◆ Directions: From the records below, give the number of lines that contain the string "given", without any other text.

◆ Material provided:
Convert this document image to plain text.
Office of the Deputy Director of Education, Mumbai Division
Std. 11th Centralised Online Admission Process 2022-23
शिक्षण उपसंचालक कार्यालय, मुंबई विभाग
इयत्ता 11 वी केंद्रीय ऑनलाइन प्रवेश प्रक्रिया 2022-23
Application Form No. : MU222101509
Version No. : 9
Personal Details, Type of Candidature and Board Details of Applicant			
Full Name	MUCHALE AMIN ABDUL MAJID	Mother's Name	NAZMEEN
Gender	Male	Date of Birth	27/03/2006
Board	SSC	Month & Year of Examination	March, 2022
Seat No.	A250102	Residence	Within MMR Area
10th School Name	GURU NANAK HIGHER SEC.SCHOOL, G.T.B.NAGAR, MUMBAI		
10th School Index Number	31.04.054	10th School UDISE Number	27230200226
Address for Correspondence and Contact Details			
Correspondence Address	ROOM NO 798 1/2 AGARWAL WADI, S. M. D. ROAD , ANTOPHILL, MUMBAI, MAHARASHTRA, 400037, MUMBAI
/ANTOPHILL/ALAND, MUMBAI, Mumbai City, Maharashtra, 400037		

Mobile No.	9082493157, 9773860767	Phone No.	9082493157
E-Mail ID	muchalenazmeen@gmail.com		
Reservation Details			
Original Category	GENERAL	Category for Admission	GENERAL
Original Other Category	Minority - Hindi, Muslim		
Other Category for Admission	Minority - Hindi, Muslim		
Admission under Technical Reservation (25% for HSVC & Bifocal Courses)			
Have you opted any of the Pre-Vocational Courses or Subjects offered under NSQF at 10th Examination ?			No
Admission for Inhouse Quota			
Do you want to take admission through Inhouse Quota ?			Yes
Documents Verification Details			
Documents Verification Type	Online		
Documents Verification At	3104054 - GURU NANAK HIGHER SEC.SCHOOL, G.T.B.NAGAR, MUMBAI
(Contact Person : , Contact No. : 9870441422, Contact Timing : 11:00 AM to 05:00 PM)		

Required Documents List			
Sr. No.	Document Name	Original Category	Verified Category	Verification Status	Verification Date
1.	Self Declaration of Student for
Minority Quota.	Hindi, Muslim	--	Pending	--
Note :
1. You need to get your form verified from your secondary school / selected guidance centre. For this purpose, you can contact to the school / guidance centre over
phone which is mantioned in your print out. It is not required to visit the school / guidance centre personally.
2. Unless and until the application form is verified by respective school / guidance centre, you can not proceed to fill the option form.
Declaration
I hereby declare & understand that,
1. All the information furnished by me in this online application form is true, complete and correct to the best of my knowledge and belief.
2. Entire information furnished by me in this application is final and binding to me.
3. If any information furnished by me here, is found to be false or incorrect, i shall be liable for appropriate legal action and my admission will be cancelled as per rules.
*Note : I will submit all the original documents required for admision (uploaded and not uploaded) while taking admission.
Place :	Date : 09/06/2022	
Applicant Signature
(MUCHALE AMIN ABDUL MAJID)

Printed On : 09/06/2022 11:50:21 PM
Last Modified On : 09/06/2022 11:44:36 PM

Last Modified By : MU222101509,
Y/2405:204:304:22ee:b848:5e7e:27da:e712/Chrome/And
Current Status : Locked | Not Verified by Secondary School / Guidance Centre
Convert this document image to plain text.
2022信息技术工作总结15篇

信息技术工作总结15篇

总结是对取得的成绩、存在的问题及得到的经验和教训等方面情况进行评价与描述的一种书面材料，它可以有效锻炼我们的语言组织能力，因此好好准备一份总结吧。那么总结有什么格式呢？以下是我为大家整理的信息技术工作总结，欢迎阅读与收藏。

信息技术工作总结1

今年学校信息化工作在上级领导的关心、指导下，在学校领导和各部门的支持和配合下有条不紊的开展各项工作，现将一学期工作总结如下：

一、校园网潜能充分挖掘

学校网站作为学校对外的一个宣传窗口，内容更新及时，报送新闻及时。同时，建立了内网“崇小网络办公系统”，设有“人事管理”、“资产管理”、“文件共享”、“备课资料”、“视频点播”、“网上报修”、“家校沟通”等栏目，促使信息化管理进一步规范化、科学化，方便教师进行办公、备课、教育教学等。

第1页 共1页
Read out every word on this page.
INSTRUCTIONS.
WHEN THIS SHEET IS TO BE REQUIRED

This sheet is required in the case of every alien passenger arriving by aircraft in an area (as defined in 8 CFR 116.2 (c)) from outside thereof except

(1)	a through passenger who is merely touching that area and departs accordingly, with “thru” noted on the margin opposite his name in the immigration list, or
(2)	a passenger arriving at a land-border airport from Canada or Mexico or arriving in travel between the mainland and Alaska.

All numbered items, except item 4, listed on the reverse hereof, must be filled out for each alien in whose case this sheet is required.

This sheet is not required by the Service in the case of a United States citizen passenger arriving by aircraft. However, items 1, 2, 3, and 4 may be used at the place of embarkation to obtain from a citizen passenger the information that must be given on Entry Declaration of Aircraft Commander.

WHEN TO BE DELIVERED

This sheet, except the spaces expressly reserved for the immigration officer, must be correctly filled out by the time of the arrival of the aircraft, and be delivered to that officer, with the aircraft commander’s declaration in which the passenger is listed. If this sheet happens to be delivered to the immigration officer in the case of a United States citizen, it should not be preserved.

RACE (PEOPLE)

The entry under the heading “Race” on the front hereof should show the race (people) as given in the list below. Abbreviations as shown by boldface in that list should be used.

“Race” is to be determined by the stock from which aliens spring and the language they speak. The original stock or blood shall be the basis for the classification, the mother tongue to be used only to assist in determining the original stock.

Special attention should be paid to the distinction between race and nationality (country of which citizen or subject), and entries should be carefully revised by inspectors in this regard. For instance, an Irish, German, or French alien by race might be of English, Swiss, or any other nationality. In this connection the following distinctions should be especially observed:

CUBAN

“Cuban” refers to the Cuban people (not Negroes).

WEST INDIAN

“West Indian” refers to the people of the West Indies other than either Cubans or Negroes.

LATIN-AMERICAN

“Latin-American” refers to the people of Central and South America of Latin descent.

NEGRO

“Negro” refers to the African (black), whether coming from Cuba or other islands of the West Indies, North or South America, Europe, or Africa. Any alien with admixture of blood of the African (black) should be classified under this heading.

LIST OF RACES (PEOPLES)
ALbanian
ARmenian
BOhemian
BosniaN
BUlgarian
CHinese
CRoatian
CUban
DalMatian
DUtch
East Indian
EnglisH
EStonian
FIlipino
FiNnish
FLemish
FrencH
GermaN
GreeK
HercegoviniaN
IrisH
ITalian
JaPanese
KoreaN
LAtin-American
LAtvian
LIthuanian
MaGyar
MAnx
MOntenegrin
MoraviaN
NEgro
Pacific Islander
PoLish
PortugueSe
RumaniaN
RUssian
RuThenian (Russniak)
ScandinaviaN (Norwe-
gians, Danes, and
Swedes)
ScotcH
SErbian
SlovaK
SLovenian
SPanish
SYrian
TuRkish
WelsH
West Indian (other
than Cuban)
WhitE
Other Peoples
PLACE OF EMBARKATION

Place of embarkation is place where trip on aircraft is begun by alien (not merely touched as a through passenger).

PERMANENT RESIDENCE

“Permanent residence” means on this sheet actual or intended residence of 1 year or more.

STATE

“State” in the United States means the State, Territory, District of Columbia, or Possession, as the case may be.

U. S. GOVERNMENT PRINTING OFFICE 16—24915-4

◆ Finished answer: 2